_Task details_
Select all lines with the string "British" in them, and copy those lines.

_Listing_
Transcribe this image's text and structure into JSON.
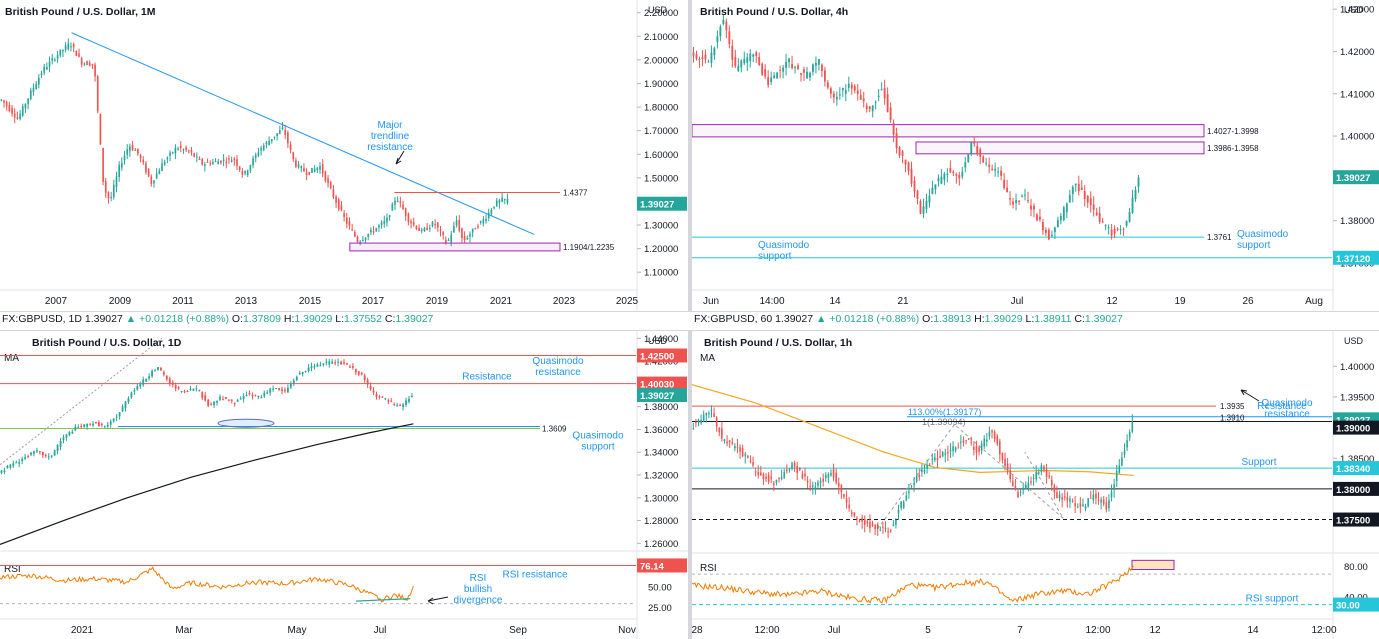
{
  "colors": {
    "up": "#26a69a",
    "down": "#ef5350",
    "blue": "#2196f3",
    "red_line": "#ef5350",
    "purple": "#9c27b0",
    "orange": "#f57c00",
    "black": "#131722",
    "axis_text": "#131722",
    "annotation": "#2196f3",
    "last_price_bg": "#26a69a"
  },
  "infobar_daily": {
    "symbol": "FX:GBPUSD, 1D",
    "last": "1.39027",
    "change": "▲ +0.01218 (+0.88%)",
    "o_label": "O:",
    "o": "1.37809",
    "h_label": "H:",
    "h": "1.39029",
    "l_label": "L:",
    "l": "1.37552",
    "c_label": "C:",
    "c": "1.39027"
  },
  "infobar_hourly": {
    "symbol": "FX:GBPUSD, 60",
    "last": "1.39027",
    "change": "▲ +0.01218 (+0.88%)",
    "o_label": "O:",
    "o": "1.38913",
    "h_label": "H:",
    "h": "1.39029",
    "l_label": "L:",
    "l": "1.38911",
    "c_label": "C:",
    "c": "1.39027"
  },
  "chart_data": [
    {
      "id": "monthly",
      "type": "candlestick",
      "title": "British Pound / U.S. Dollar, 1M",
      "currency": "USD",
      "ylim": [
        1.05,
        2.22
      ],
      "y_ticks": [
        "2.20000",
        "2.10000",
        "2.00000",
        "1.90000",
        "1.80000",
        "1.70000",
        "1.60000",
        "1.50000",
        "1.40000",
        "1.30000",
        "1.20000",
        "1.10000"
      ],
      "x_ticks": [
        "2007",
        "2009",
        "2011",
        "2013",
        "2015",
        "2017",
        "2019",
        "2021",
        "2023",
        "2025"
      ],
      "x_range": [
        2005.6,
        2025.6
      ],
      "last_price": "1.39027",
      "close_path": [
        [
          2005.7,
          1.83
        ],
        [
          2006.2,
          1.75
        ],
        [
          2006.6,
          1.86
        ],
        [
          2007.0,
          1.96
        ],
        [
          2007.5,
          2.03
        ],
        [
          2007.85,
          2.07
        ],
        [
          2008.2,
          1.99
        ],
        [
          2008.6,
          1.98
        ],
        [
          2008.9,
          1.46
        ],
        [
          2009.1,
          1.4
        ],
        [
          2009.4,
          1.55
        ],
        [
          2009.7,
          1.64
        ],
        [
          2010.0,
          1.6
        ],
        [
          2010.4,
          1.48
        ],
        [
          2010.8,
          1.57
        ],
        [
          2011.2,
          1.63
        ],
        [
          2011.6,
          1.61
        ],
        [
          2012.0,
          1.56
        ],
        [
          2012.5,
          1.57
        ],
        [
          2013.0,
          1.58
        ],
        [
          2013.3,
          1.51
        ],
        [
          2013.8,
          1.62
        ],
        [
          2014.2,
          1.67
        ],
        [
          2014.55,
          1.71
        ],
        [
          2014.9,
          1.56
        ],
        [
          2015.3,
          1.52
        ],
        [
          2015.7,
          1.55
        ],
        [
          2016.1,
          1.43
        ],
        [
          2016.5,
          1.32
        ],
        [
          2016.9,
          1.23
        ],
        [
          2017.3,
          1.27
        ],
        [
          2017.8,
          1.32
        ],
        [
          2018.1,
          1.42
        ],
        [
          2018.5,
          1.32
        ],
        [
          2018.9,
          1.27
        ],
        [
          2019.3,
          1.31
        ],
        [
          2019.7,
          1.22
        ],
        [
          2020.0,
          1.32
        ],
        [
          2020.2,
          1.23
        ],
        [
          2020.6,
          1.29
        ],
        [
          2020.9,
          1.33
        ],
        [
          2021.2,
          1.39
        ],
        [
          2021.5,
          1.41
        ],
        [
          2021.6,
          1.39
        ]
      ],
      "trendline": {
        "from": [
          2007.85,
          2.115
        ],
        "to": [
          2022.4,
          1.26
        ],
        "label": [
          "Major",
          "trendline",
          "resistance"
        ]
      },
      "resistance_line": {
        "value": 1.4377,
        "from_x": 2018.0,
        "label": "1.4377"
      },
      "zone": {
        "high": 1.2235,
        "low": 1.1904,
        "from_x": 2016.6,
        "label": "1.1904/1.2235"
      }
    },
    {
      "id": "four_hour",
      "type": "candlestick",
      "title": "British Pound / U.S. Dollar, 4h",
      "currency": "USD",
      "ylim": [
        1.365,
        1.431
      ],
      "y_ticks": [
        "1.43000",
        "1.42000",
        "1.41000",
        "1.40000",
        "1.39000",
        "1.38000",
        "1.37000"
      ],
      "x_ticks": [
        "Jun",
        "14:00",
        "14",
        "21",
        "Jul",
        "12",
        "19",
        "26",
        "Aug"
      ],
      "x_range": [
        0,
        100
      ],
      "last_price": "1.39027",
      "close_path": [
        [
          0,
          1.419
        ],
        [
          3,
          1.418
        ],
        [
          5,
          1.428
        ],
        [
          7,
          1.416
        ],
        [
          10,
          1.42
        ],
        [
          12,
          1.412
        ],
        [
          15,
          1.418
        ],
        [
          18,
          1.414
        ],
        [
          20,
          1.418
        ],
        [
          22,
          1.409
        ],
        [
          25,
          1.412
        ],
        [
          28,
          1.406
        ],
        [
          30,
          1.412
        ],
        [
          32,
          1.398
        ],
        [
          34,
          1.392
        ],
        [
          36,
          1.382
        ],
        [
          38,
          1.388
        ],
        [
          40,
          1.392
        ],
        [
          42,
          1.39
        ],
        [
          44,
          1.399
        ],
        [
          46,
          1.393
        ],
        [
          48,
          1.392
        ],
        [
          50,
          1.384
        ],
        [
          52,
          1.386
        ],
        [
          54,
          1.381
        ],
        [
          56,
          1.376
        ],
        [
          58,
          1.381
        ],
        [
          60,
          1.389
        ],
        [
          62,
          1.385
        ],
        [
          64,
          1.38
        ],
        [
          66,
          1.377
        ],
        [
          68,
          1.379
        ],
        [
          70,
          1.39
        ]
      ],
      "zones": [
        {
          "high": 1.4027,
          "low": 1.3998,
          "from_x": 0,
          "label": "1.4027-1.3998"
        },
        {
          "high": 1.3986,
          "low": 1.3958,
          "from_x": 35,
          "label": "1.3986-1.3958"
        }
      ],
      "lines": [
        {
          "value": 1.3761,
          "label": "1.3761",
          "annotation": [
            "Quasimodo",
            "support"
          ],
          "left_annotation": [
            "Quasimodo",
            "support"
          ]
        },
        {
          "value": 1.3712,
          "label": "1.37120"
        }
      ]
    },
    {
      "id": "daily",
      "type": "candlestick",
      "title": "British Pound / U.S. Dollar, 1D",
      "currency": "USD",
      "ylim": [
        1.255,
        1.443
      ],
      "y_ticks": [
        "1.44000",
        "1.42000",
        "1.40000",
        "1.38000",
        "1.36000",
        "1.34000",
        "1.32000",
        "1.30000",
        "1.28000",
        "1.26000"
      ],
      "x_ticks": [
        "2021",
        "Mar",
        "May",
        "Jul",
        "Sep",
        "Nov"
      ],
      "x_range": [
        0,
        100
      ],
      "last_price": "1.39027",
      "indicator": "MA",
      "close_path": [
        [
          0,
          1.322
        ],
        [
          3,
          1.332
        ],
        [
          6,
          1.341
        ],
        [
          8,
          1.335
        ],
        [
          10,
          1.352
        ],
        [
          12,
          1.361
        ],
        [
          15,
          1.366
        ],
        [
          17,
          1.362
        ],
        [
          19,
          1.375
        ],
        [
          21,
          1.394
        ],
        [
          23,
          1.404
        ],
        [
          25,
          1.415
        ],
        [
          27,
          1.4
        ],
        [
          29,
          1.392
        ],
        [
          31,
          1.397
        ],
        [
          33,
          1.381
        ],
        [
          35,
          1.388
        ],
        [
          37,
          1.383
        ],
        [
          39,
          1.391
        ],
        [
          41,
          1.388
        ],
        [
          43,
          1.397
        ],
        [
          45,
          1.393
        ],
        [
          47,
          1.408
        ],
        [
          49,
          1.414
        ],
        [
          51,
          1.418
        ],
        [
          53,
          1.419
        ],
        [
          55,
          1.416
        ],
        [
          57,
          1.408
        ],
        [
          59,
          1.391
        ],
        [
          61,
          1.386
        ],
        [
          63,
          1.379
        ],
        [
          65,
          1.39
        ]
      ],
      "ma": [
        [
          0,
          1.259
        ],
        [
          10,
          1.28
        ],
        [
          20,
          1.3
        ],
        [
          30,
          1.318
        ],
        [
          40,
          1.333
        ],
        [
          50,
          1.347
        ],
        [
          58,
          1.357
        ],
        [
          65,
          1.365
        ]
      ],
      "lines": [
        {
          "value": 1.425,
          "label": "1.42500",
          "annotation": [
            "Quasimodo",
            "resistance"
          ]
        },
        {
          "value": 1.4003,
          "label": "1.40030",
          "annotation": [
            "Resistance"
          ]
        },
        {
          "value": 1.3609,
          "label": "1.3609",
          "annotation": [
            "Quasimodo",
            "support"
          ]
        }
      ],
      "rsi": {
        "label": "RSI",
        "ylim": [
          15,
          90
        ],
        "ticks": [
          "50.00",
          "25.00"
        ],
        "resistance": {
          "value": 76.14,
          "label": "76.14",
          "annotation": "RSI resistance"
        },
        "divergence_label": [
          "RSI",
          "bullish",
          "divergence"
        ],
        "values": [
          [
            0,
            62
          ],
          [
            5,
            64
          ],
          [
            10,
            58
          ],
          [
            15,
            60
          ],
          [
            20,
            56
          ],
          [
            24,
            72
          ],
          [
            27,
            48
          ],
          [
            30,
            55
          ],
          [
            35,
            50
          ],
          [
            40,
            56
          ],
          [
            45,
            54
          ],
          [
            50,
            60
          ],
          [
            55,
            52
          ],
          [
            58,
            42
          ],
          [
            60,
            35
          ],
          [
            62,
            40
          ],
          [
            64,
            36
          ],
          [
            65,
            50
          ]
        ]
      }
    },
    {
      "id": "hourly",
      "type": "candlestick",
      "title": "British Pound / U.S. Dollar, 1h",
      "currency": "USD",
      "ylim": [
        1.3715,
        1.4025
      ],
      "y_ticks": [
        "1.40000",
        "1.39500",
        "1.39000",
        "1.38500",
        "1.38000",
        "1.37500"
      ],
      "x_ticks": [
        "28",
        "12:00",
        "Jul",
        "5",
        "7",
        "12:00",
        "12",
        "14",
        "12:00"
      ],
      "x_range": [
        0,
        100
      ],
      "last_price": "1.39027",
      "indicator": "MA",
      "close_path": [
        [
          0,
          1.39
        ],
        [
          3,
          1.393
        ],
        [
          5,
          1.388
        ],
        [
          8,
          1.386
        ],
        [
          10,
          1.383
        ],
        [
          13,
          1.381
        ],
        [
          16,
          1.384
        ],
        [
          19,
          1.38
        ],
        [
          22,
          1.383
        ],
        [
          25,
          1.376
        ],
        [
          28,
          1.374
        ],
        [
          31,
          1.373
        ],
        [
          34,
          1.38
        ],
        [
          37,
          1.384
        ],
        [
          40,
          1.386
        ],
        [
          43,
          1.388
        ],
        [
          45,
          1.386
        ],
        [
          47,
          1.39
        ],
        [
          49,
          1.384
        ],
        [
          51,
          1.379
        ],
        [
          53,
          1.381
        ],
        [
          55,
          1.384
        ],
        [
          57,
          1.379
        ],
        [
          59,
          1.378
        ],
        [
          61,
          1.377
        ],
        [
          63,
          1.379
        ],
        [
          65,
          1.377
        ],
        [
          67,
          1.384
        ],
        [
          69,
          1.391
        ]
      ],
      "ma": [
        [
          0,
          1.397
        ],
        [
          10,
          1.394
        ],
        [
          20,
          1.39
        ],
        [
          30,
          1.386
        ],
        [
          38,
          1.3835
        ],
        [
          45,
          1.3827
        ],
        [
          55,
          1.383
        ],
        [
          62,
          1.3828
        ],
        [
          69,
          1.3822
        ]
      ],
      "lines": [
        {
          "value": 1.3935,
          "label": "1.3935",
          "annotation": "Resistance"
        },
        {
          "value": 1.39177,
          "label": "113.00%(1.39177)"
        },
        {
          "value": 1.391,
          "label": "1.3910",
          "annotation": [
            "Quasimodo",
            "resistance"
          ]
        },
        {
          "value": 1.3834,
          "label": "1.38340",
          "annotation": "Support"
        },
        {
          "value": 1.38,
          "label": "1.38000"
        },
        {
          "value": 1.375,
          "label": "1.37500"
        }
      ],
      "fib_label": "1(1.39094)",
      "rsi": {
        "label": "RSI",
        "ylim": [
          15,
          95
        ],
        "ticks": [
          "80.00",
          "40.00"
        ],
        "support": {
          "value": 30,
          "label": "30.00",
          "annotation": "RSI support"
        },
        "values": [
          [
            0,
            55
          ],
          [
            5,
            52
          ],
          [
            10,
            46
          ],
          [
            15,
            42
          ],
          [
            20,
            48
          ],
          [
            25,
            38
          ],
          [
            30,
            35
          ],
          [
            34,
            56
          ],
          [
            38,
            52
          ],
          [
            42,
            58
          ],
          [
            46,
            60
          ],
          [
            50,
            34
          ],
          [
            54,
            44
          ],
          [
            58,
            48
          ],
          [
            62,
            44
          ],
          [
            66,
            60
          ],
          [
            69,
            80
          ]
        ]
      }
    }
  ]
}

_Final answer_
      "title": "British Pound / U.S. Dollar, 1M",
      "title": "British Pound / U.S. Dollar, 4h",
      "title": "British Pound / U.S. Dollar, 1D",
      "title": "British Pound / U.S. Dollar, 1h",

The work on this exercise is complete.